(Saved entries)

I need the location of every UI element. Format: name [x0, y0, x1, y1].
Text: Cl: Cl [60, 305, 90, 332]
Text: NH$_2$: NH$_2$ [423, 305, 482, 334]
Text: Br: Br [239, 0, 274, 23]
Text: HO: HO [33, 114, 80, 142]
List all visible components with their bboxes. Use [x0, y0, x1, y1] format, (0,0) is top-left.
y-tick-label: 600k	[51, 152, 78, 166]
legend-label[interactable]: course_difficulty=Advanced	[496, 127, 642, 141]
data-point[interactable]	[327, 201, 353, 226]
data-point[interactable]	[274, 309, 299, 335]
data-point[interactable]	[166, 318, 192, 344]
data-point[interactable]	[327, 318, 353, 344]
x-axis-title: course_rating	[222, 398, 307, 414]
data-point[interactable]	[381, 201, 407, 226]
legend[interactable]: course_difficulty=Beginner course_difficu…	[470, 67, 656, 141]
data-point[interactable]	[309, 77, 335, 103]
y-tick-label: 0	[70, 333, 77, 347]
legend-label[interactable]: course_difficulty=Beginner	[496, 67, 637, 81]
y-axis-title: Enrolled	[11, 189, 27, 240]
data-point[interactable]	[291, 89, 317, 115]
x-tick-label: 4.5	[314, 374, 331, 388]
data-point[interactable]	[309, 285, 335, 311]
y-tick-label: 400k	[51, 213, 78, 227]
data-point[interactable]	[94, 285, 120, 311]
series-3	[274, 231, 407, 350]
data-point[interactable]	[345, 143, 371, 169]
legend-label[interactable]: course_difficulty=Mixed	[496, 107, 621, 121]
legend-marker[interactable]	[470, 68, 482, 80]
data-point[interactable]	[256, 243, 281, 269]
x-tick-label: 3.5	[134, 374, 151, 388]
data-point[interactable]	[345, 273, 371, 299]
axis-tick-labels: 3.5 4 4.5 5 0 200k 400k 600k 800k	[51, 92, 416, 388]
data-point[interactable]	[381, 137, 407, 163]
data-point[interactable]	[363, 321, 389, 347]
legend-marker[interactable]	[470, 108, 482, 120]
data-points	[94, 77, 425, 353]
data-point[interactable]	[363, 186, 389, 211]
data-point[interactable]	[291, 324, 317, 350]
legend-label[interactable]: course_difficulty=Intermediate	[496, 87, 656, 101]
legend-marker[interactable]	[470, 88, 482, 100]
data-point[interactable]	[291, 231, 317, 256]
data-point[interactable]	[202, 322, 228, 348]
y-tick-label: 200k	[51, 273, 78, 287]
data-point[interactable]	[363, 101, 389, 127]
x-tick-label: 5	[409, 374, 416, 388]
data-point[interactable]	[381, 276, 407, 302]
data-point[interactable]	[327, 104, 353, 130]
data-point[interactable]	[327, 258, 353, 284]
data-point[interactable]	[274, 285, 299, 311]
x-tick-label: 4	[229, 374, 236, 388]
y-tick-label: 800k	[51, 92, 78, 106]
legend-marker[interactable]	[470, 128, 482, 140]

Task statement:
Rewrite all the items above, renaming "course_difficulty" to "difficulty_level" wherever it occurs and leaving every other character unchanged.

Solution to the exercise:
I need the location of every UI element. Format: name [x0, y0, x1, y1].
Text: Cl: Cl [60, 305, 90, 332]
Text: NH$_2$: NH$_2$ [423, 305, 482, 334]
Text: Br: Br [239, 0, 274, 23]
Text: HO: HO [33, 114, 80, 142]
List all visible components with their bboxes. Use [x0, y0, x1, y1] format, (0,0) is top-left.
y-tick-label: 600k	[51, 152, 78, 166]
legend-label[interactable]: difficulty_level=Advanced	[496, 127, 642, 141]
data-point[interactable]	[327, 201, 353, 226]
data-point[interactable]	[274, 309, 299, 335]
data-point[interactable]	[166, 318, 192, 344]
data-point[interactable]	[327, 318, 353, 344]
x-axis-title: course_rating	[222, 398, 307, 414]
data-point[interactable]	[381, 201, 407, 226]
legend[interactable]: difficulty_level=Beginner course_difficu…	[470, 67, 656, 141]
data-point[interactable]	[309, 77, 335, 103]
y-tick-label: 0	[70, 333, 77, 347]
legend-label[interactable]: difficulty_level=Beginner	[496, 67, 637, 81]
y-axis-title: Enrolled	[11, 189, 27, 240]
data-point[interactable]	[291, 89, 317, 115]
x-tick-label: 4.5	[314, 374, 331, 388]
data-point[interactable]	[309, 285, 335, 311]
y-tick-label: 400k	[51, 213, 78, 227]
data-point[interactable]	[94, 285, 120, 311]
series-3	[274, 231, 407, 350]
data-point[interactable]	[345, 143, 371, 169]
legend-label[interactable]: difficulty_level=Mixed	[496, 107, 621, 121]
legend-marker[interactable]	[470, 68, 482, 80]
data-point[interactable]	[256, 243, 281, 269]
x-tick-label: 3.5	[134, 374, 151, 388]
data-point[interactable]	[345, 273, 371, 299]
axis-tick-labels: 3.5 4 4.5 5 0 200k 400k 600k 800k	[51, 92, 416, 388]
data-point[interactable]	[381, 137, 407, 163]
data-point[interactable]	[363, 321, 389, 347]
legend-marker[interactable]	[470, 108, 482, 120]
data-points	[94, 77, 425, 353]
data-point[interactable]	[363, 186, 389, 211]
data-point[interactable]	[291, 324, 317, 350]
legend-label[interactable]: difficulty_level=Intermediate	[496, 87, 656, 101]
legend-marker[interactable]	[470, 88, 482, 100]
data-point[interactable]	[291, 231, 317, 256]
data-point[interactable]	[202, 322, 228, 348]
y-tick-label: 200k	[51, 273, 78, 287]
data-point[interactable]	[363, 101, 389, 127]
x-tick-label: 5	[409, 374, 416, 388]
data-point[interactable]	[381, 276, 407, 302]
data-point[interactable]	[327, 104, 353, 130]
data-point[interactable]	[327, 258, 353, 284]
data-point[interactable]	[274, 285, 299, 311]
x-tick-label: 4	[229, 374, 236, 388]
y-tick-label: 800k	[51, 92, 78, 106]
legend-marker[interactable]	[470, 128, 482, 140]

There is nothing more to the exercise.